- [Problem details]:
Quote verbatim the portion of the article on Android speech services between "MobileAdd Text-To-Speech and" and "from these features.", inclusive.

- [Selection]:
○ ○ ○ ○ ○

MobileAdd Text-To-Speech and Speech Recognition to Your Android Applications

Add Text-To-Speech and Speech Recognition to Your Android Applications

Developer.com content and product recommendations are editorially independent. We may make money when you click on links to our partners. Learn More.

Incorporating speech recognition and text-to-speech (TTS) services may prove very beneficial to certain types of applications and certain groups of users. Speech recognition involves listening for user’s voice input, processing the recorded sound, and interpreting the results. TTS services involve taking text string data and having the device “read” the content aloud using a “voice”. Hands-free applications, such as turn-based navigation utilities routinely use both technologies. Users with special needs, such as the visually impaired, also benefit from these features.

Android speech services are available within the SDK in the android.speech package. The speech recognition classes, such as the definition of the RecognizerIntent, can be found within this package. The TTS features are found in the android.speech.tts sub-package.

Applications require no special permissions to use Android speech services. Be aware, though, that speech recognition does require a data connection.

○ ○ ○ ○ ○

- [Material]:
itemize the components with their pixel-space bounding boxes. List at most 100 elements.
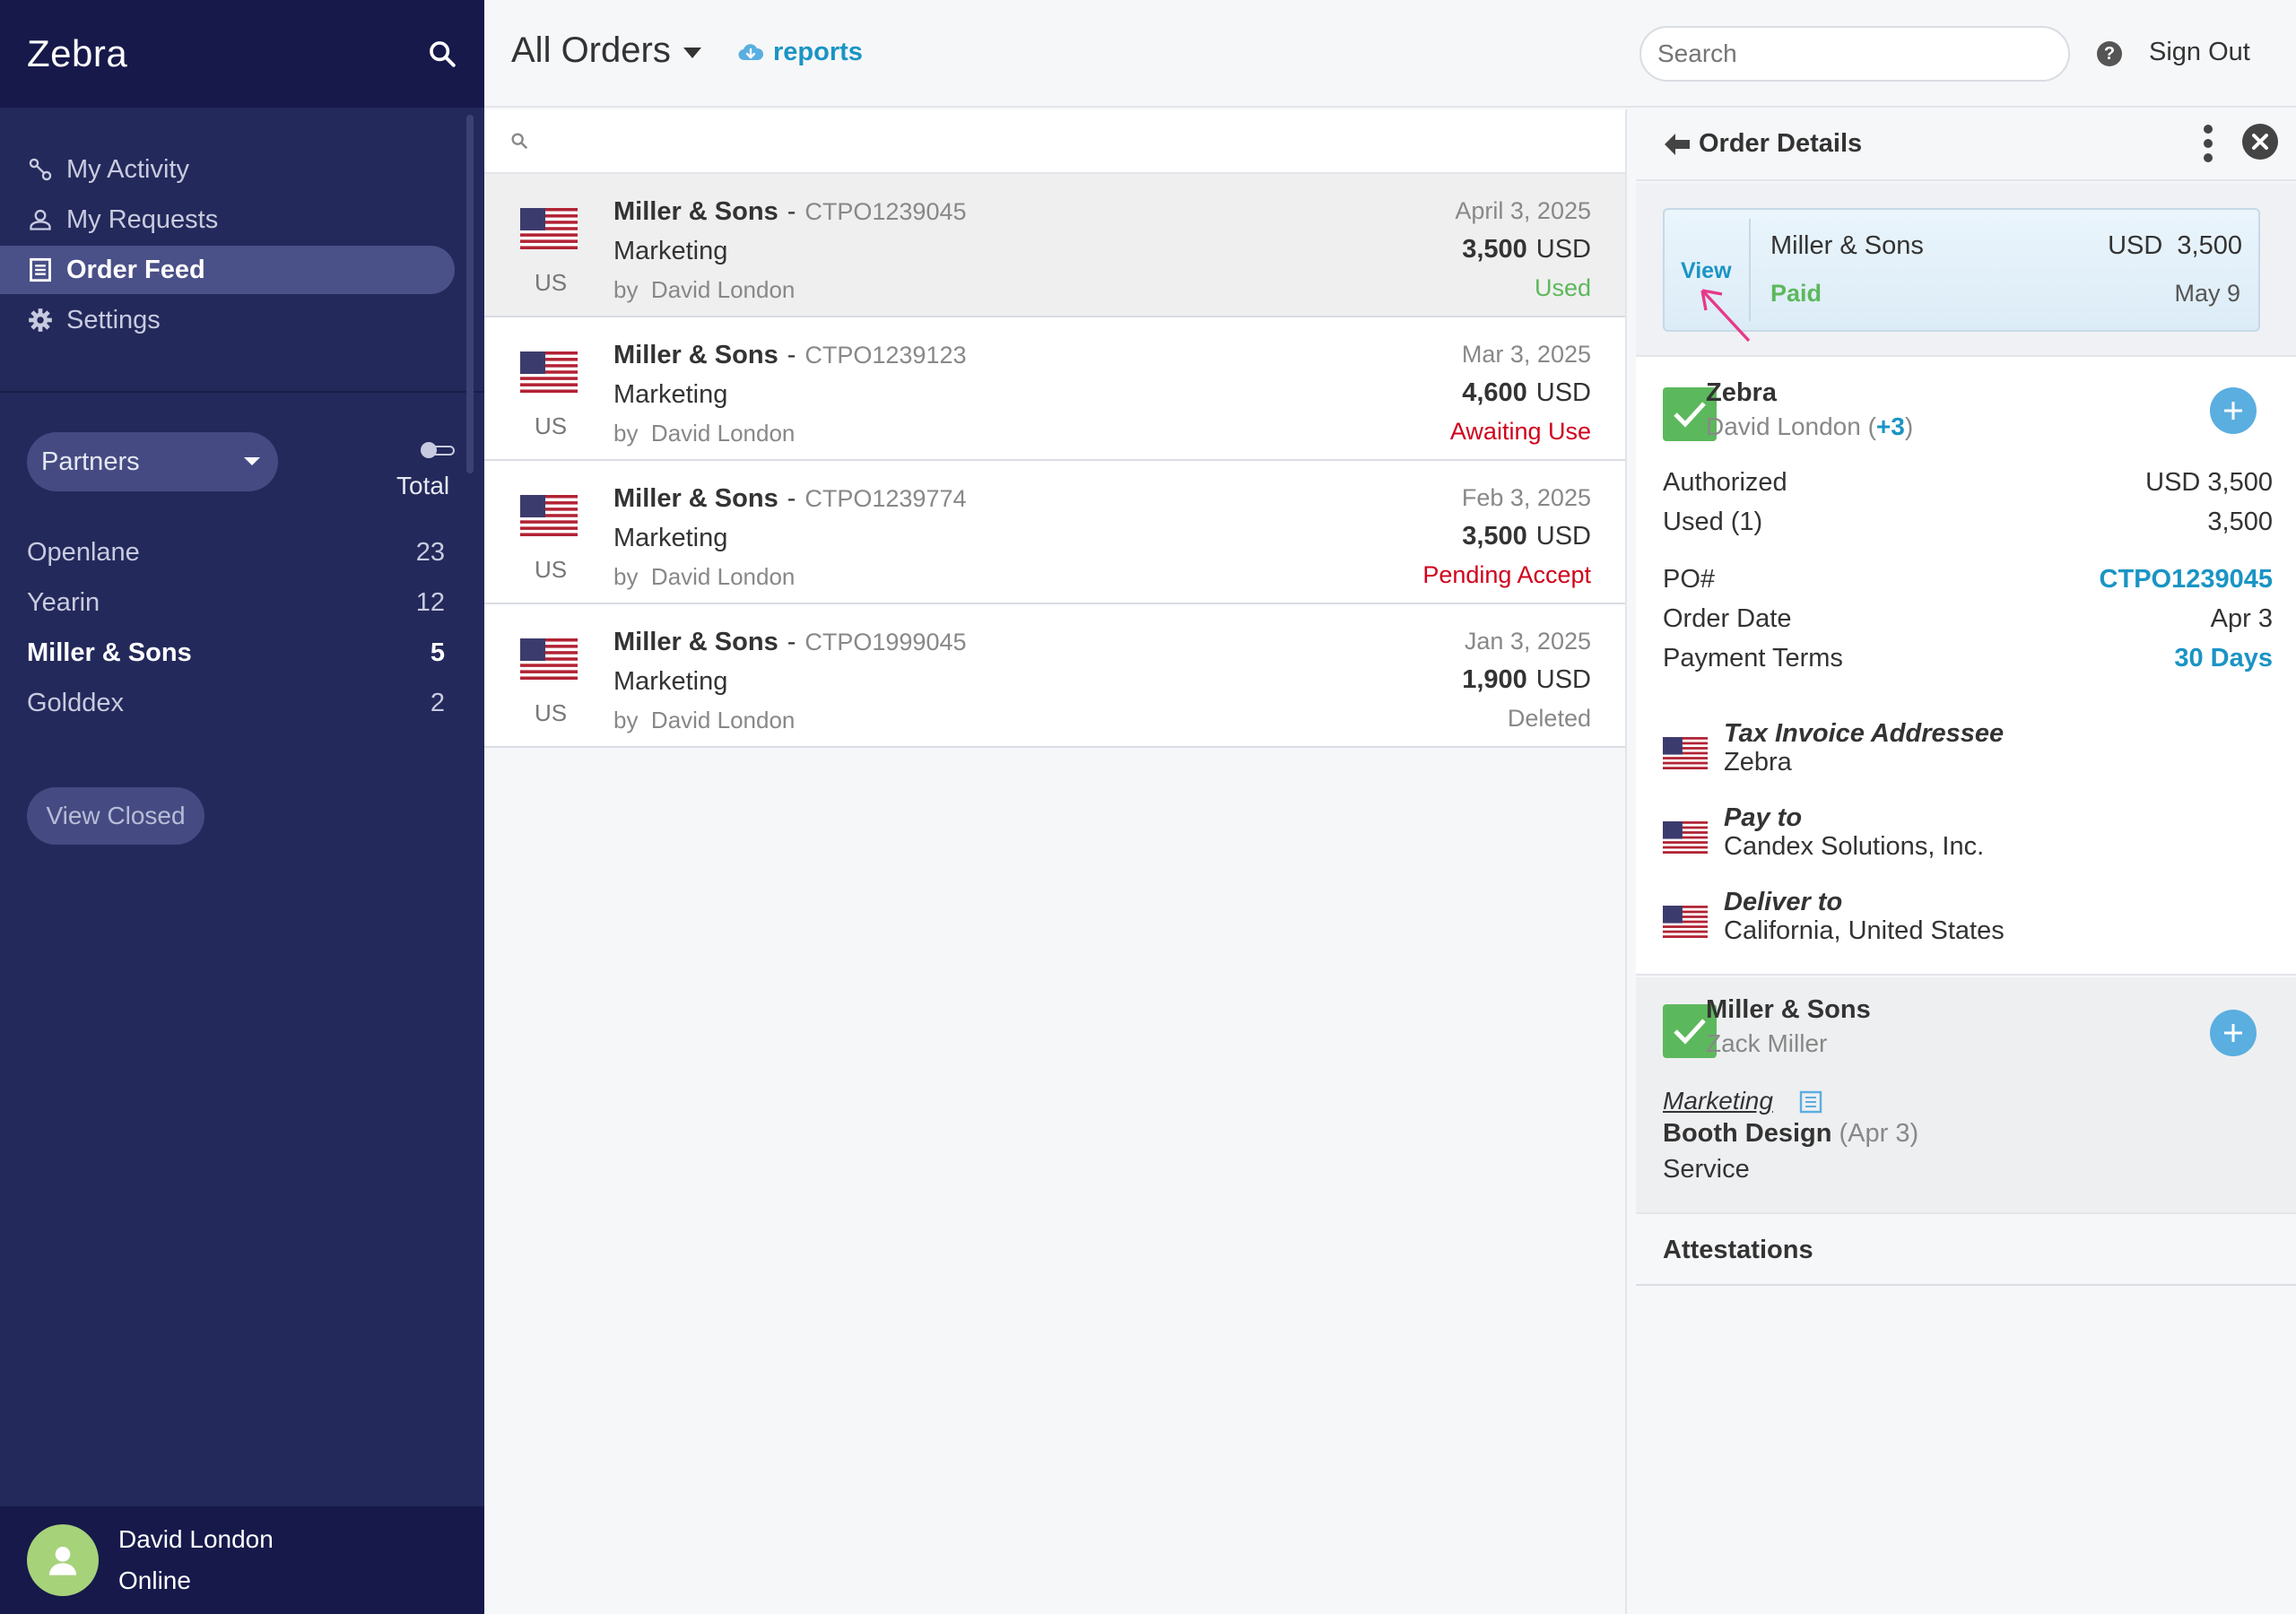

○ ○ ○ ○ ○

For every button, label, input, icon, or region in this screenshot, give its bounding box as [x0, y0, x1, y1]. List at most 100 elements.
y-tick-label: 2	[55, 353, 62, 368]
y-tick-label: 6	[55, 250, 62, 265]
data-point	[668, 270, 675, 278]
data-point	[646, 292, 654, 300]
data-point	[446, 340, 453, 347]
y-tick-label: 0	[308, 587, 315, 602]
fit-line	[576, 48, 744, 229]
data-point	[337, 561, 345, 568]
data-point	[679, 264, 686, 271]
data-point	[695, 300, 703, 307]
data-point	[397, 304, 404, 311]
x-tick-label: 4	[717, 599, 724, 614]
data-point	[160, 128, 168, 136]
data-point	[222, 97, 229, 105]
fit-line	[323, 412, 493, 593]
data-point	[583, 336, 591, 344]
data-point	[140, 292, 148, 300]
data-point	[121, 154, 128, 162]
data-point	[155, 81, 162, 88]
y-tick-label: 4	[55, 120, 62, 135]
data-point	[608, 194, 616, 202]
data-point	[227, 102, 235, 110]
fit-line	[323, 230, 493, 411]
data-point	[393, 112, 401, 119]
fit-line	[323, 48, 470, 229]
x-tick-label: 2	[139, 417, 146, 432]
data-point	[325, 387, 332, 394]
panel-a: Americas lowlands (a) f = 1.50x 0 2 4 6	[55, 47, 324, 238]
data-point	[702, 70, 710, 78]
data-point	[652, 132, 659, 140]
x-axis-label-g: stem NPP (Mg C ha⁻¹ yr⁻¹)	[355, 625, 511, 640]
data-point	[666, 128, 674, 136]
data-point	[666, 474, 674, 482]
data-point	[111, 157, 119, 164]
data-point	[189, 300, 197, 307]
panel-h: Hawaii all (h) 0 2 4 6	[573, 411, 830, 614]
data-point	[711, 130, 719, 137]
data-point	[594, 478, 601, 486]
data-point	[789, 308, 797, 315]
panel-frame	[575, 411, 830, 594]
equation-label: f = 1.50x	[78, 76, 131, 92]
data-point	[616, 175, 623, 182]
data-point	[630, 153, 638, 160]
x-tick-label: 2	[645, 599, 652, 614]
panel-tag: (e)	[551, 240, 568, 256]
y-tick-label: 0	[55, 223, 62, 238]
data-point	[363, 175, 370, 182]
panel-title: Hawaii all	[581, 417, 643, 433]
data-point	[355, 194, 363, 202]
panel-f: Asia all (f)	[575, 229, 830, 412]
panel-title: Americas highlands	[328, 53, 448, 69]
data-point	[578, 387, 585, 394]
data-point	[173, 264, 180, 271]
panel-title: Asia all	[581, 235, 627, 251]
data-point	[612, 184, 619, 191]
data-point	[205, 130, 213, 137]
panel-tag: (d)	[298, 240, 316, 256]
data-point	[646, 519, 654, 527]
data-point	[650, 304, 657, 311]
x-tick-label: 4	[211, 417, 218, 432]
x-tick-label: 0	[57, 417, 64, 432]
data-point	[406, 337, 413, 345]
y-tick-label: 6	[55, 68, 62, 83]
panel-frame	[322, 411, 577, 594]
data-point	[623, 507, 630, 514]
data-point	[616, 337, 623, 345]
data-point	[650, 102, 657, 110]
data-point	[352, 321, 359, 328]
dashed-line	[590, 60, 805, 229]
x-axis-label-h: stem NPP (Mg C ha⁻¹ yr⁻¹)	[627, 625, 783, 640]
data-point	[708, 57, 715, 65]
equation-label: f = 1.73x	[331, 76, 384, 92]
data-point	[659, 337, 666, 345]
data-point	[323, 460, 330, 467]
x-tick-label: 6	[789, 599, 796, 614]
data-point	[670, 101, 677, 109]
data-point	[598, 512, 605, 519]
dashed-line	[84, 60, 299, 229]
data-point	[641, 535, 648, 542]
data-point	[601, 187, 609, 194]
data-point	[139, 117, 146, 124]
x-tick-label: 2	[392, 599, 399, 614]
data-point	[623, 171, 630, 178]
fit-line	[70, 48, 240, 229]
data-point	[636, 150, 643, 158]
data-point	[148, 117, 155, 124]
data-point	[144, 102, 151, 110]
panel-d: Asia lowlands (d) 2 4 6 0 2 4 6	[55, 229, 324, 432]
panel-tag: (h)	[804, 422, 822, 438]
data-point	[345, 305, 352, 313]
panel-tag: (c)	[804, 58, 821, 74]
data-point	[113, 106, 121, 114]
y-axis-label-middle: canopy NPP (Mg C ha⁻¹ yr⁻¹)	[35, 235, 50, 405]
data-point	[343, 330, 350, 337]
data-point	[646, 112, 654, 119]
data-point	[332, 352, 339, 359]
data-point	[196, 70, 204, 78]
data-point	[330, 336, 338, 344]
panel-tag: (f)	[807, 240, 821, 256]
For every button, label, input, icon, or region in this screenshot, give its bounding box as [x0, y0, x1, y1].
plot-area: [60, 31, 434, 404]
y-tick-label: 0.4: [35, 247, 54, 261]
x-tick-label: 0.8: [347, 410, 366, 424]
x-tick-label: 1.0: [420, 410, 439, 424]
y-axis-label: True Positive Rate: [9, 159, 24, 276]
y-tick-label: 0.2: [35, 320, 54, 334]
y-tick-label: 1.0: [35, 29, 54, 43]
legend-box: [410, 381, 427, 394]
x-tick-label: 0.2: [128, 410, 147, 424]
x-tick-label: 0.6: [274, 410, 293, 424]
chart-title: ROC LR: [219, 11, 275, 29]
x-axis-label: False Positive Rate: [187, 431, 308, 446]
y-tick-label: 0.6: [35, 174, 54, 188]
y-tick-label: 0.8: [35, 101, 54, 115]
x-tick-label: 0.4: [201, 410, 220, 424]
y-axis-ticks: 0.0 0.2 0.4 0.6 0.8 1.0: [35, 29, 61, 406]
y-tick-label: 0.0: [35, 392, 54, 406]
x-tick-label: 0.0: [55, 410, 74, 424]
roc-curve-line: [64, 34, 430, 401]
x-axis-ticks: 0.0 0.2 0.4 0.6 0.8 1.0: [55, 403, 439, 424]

○ ○ ○ ○ ○

- [Answer to this task]:
MobileAdd Text-To-Speech and Speech Recognition to Your Android Applications

Add Text-To-Speech and Speech Recognition to Your Android Applications

Developer.com content and product recommendations are editorially independent. We may make money when you click on links to our partners. Learn More.

Incorporating speech recognition and text-to-speech (TTS) services may prove very beneficial to certain types of applications and certain groups of users. Speech recognition involves listening for user’s voice input, processing the recorded sound, and interpreting the results. TTS services involve taking text string data and having the device “read” the content aloud using a “voice”. Hands-free applications, such as turn-based navigation utilities routinely use both technologies. Users with special needs, such as the visually impaired, also benefit from these features.